▶ Task statement
All of the data, from the first line to the last, should be reproduced without alteration.

▶ Data
---*---
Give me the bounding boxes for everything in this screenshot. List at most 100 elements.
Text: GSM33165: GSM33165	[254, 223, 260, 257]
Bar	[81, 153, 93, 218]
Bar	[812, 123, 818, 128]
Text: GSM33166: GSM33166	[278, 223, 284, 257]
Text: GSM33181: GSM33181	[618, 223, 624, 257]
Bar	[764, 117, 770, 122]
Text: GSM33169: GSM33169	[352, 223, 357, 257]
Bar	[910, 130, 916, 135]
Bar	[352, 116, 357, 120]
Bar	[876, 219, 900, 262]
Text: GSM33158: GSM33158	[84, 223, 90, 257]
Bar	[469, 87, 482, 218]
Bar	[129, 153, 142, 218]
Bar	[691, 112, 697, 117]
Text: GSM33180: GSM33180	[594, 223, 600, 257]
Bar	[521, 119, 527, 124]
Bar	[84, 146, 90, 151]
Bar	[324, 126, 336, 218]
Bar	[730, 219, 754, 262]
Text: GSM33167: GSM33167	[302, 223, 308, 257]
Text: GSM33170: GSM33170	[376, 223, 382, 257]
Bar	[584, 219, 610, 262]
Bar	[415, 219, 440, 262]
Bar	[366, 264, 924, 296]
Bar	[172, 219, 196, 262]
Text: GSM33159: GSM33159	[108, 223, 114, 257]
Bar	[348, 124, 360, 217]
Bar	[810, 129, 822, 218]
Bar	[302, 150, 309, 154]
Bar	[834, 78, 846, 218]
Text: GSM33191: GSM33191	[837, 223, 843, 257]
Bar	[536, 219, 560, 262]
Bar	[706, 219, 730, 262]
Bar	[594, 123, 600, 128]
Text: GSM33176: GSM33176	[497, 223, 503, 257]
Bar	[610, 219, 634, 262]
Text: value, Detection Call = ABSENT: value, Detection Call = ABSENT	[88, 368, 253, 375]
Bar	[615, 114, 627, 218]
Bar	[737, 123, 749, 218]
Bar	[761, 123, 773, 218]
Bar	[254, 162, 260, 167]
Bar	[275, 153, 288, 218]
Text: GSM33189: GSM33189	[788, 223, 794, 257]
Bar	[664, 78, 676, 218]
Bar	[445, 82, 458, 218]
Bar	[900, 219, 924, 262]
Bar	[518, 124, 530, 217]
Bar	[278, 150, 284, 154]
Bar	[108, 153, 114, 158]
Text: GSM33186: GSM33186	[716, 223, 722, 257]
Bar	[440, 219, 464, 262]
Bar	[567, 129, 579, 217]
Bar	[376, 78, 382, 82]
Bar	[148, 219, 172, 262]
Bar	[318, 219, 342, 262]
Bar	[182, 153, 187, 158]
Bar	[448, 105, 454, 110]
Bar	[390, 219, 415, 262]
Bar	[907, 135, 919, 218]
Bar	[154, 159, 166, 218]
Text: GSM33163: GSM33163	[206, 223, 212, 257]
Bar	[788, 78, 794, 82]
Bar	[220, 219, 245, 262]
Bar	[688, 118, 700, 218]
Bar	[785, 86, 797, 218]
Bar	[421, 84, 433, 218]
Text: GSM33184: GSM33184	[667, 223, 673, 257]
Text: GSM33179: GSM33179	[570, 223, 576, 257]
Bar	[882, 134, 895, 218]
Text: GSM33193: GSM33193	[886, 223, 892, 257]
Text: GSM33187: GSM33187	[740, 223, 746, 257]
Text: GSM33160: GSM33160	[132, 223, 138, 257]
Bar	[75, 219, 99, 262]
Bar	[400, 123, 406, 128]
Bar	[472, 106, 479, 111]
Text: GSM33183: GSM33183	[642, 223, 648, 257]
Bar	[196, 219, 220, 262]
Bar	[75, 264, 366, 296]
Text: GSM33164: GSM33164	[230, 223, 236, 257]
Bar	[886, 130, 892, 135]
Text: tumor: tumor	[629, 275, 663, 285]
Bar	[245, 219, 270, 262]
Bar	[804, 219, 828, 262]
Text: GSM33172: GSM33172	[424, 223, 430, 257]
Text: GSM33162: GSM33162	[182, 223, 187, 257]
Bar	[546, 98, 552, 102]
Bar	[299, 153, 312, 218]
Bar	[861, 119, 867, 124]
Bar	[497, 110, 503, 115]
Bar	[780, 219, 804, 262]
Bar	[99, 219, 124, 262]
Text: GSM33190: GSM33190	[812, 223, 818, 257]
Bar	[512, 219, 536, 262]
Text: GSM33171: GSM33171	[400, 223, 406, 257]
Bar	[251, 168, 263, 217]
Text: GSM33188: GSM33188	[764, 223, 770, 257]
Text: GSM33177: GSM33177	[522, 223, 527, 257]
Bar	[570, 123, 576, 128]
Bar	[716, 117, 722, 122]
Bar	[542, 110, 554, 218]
---*---
▶ Solution for this problem
Give me the bounding boxes for everything in this screenshot. List at most 100 elements.
Text: GSM33165: GSM33165	[254, 223, 260, 257]
Bar	[81, 153, 93, 218]
Bar	[812, 123, 818, 128]
Text: GSM33166: GSM33166	[278, 223, 284, 257]
Text: GSM33181: GSM33181	[618, 223, 624, 257]
Bar	[764, 117, 770, 122]
Text: GSM33169: GSM33169	[352, 223, 357, 257]
Bar	[910, 130, 916, 135]
Bar	[352, 116, 357, 120]
Bar	[876, 219, 900, 262]
Text: GSM33158: GSM33158	[84, 223, 90, 257]
Bar	[469, 87, 482, 218]
Bar	[129, 153, 142, 218]
Bar	[691, 112, 697, 117]
Text: GSM33180: GSM33180	[594, 223, 600, 257]
Bar	[521, 119, 527, 124]
Bar	[84, 146, 90, 151]
Bar	[324, 126, 336, 218]
Bar	[730, 219, 754, 262]
Text: GSM33167: GSM33167	[302, 223, 308, 257]
Text: GSM33170: GSM33170	[376, 223, 382, 257]
Bar	[584, 219, 610, 262]
Bar	[415, 219, 440, 262]
Bar	[366, 264, 924, 296]
Bar	[172, 219, 196, 262]
Text: GSM33159: GSM33159	[108, 223, 114, 257]
Bar	[348, 124, 360, 217]
Bar	[810, 129, 822, 218]
Bar	[302, 150, 309, 154]
Bar	[834, 78, 846, 218]
Text: GSM33191: GSM33191	[837, 223, 843, 257]
Bar	[536, 219, 560, 262]
Bar	[706, 219, 730, 262]
Bar	[594, 123, 600, 128]
Text: GSM33176: GSM33176	[497, 223, 503, 257]
Bar	[610, 219, 634, 262]
Text: value, Detection Call = ABSENT: value, Detection Call = ABSENT	[88, 368, 253, 375]
Bar	[615, 114, 627, 218]
Bar	[737, 123, 749, 218]
Bar	[761, 123, 773, 218]
Bar	[254, 162, 260, 167]
Bar	[275, 153, 288, 218]
Text: GSM33189: GSM33189	[788, 223, 794, 257]
Bar	[664, 78, 676, 218]
Bar	[445, 82, 458, 218]
Bar	[900, 219, 924, 262]
Bar	[518, 124, 530, 217]
Bar	[278, 150, 284, 154]
Bar	[108, 153, 114, 158]
Text: GSM33186: GSM33186	[716, 223, 722, 257]
Bar	[440, 219, 464, 262]
Bar	[567, 129, 579, 217]
Bar	[376, 78, 382, 82]
Bar	[148, 219, 172, 262]
Bar	[318, 219, 342, 262]
Bar	[182, 153, 187, 158]
Bar	[448, 105, 454, 110]
Bar	[390, 219, 415, 262]
Bar	[907, 135, 919, 218]
Bar	[154, 159, 166, 218]
Text: GSM33163: GSM33163	[206, 223, 212, 257]
Bar	[788, 78, 794, 82]
Bar	[220, 219, 245, 262]
Bar	[688, 118, 700, 218]
Bar	[785, 86, 797, 218]
Bar	[421, 84, 433, 218]
Text: GSM33184: GSM33184	[667, 223, 673, 257]
Text: GSM33179: GSM33179	[570, 223, 576, 257]
Bar	[882, 134, 895, 218]
Text: GSM33193: GSM33193	[886, 223, 892, 257]
Text: GSM33187: GSM33187	[740, 223, 746, 257]
Text: GSM33160: GSM33160	[132, 223, 138, 257]
Bar	[75, 219, 99, 262]
Bar	[400, 123, 406, 128]
Bar	[472, 106, 479, 111]
Text: GSM33183: GSM33183	[642, 223, 648, 257]
Bar	[196, 219, 220, 262]
Bar	[75, 264, 366, 296]
Text: GSM33164: GSM33164	[230, 223, 236, 257]
Bar	[886, 130, 892, 135]
Text: tumor: tumor	[629, 275, 663, 285]
Bar	[245, 219, 270, 262]
Bar	[804, 219, 828, 262]
Text: GSM33172: GSM33172	[424, 223, 430, 257]
Text: GSM33162: GSM33162	[182, 223, 187, 257]
Bar	[546, 98, 552, 102]
Bar	[299, 153, 312, 218]
Bar	[861, 119, 867, 124]
Bar	[497, 110, 503, 115]
Bar	[780, 219, 804, 262]
Bar	[99, 219, 124, 262]
Text: GSM33190: GSM33190	[812, 223, 818, 257]
Bar	[512, 219, 536, 262]
Text: GSM33171: GSM33171	[400, 223, 406, 257]
Bar	[251, 168, 263, 217]
Text: GSM33188: GSM33188	[764, 223, 770, 257]
Text: GSM33177: GSM33177	[522, 223, 527, 257]
Bar	[570, 123, 576, 128]
Bar	[716, 117, 722, 122]
Bar	[542, 110, 554, 218]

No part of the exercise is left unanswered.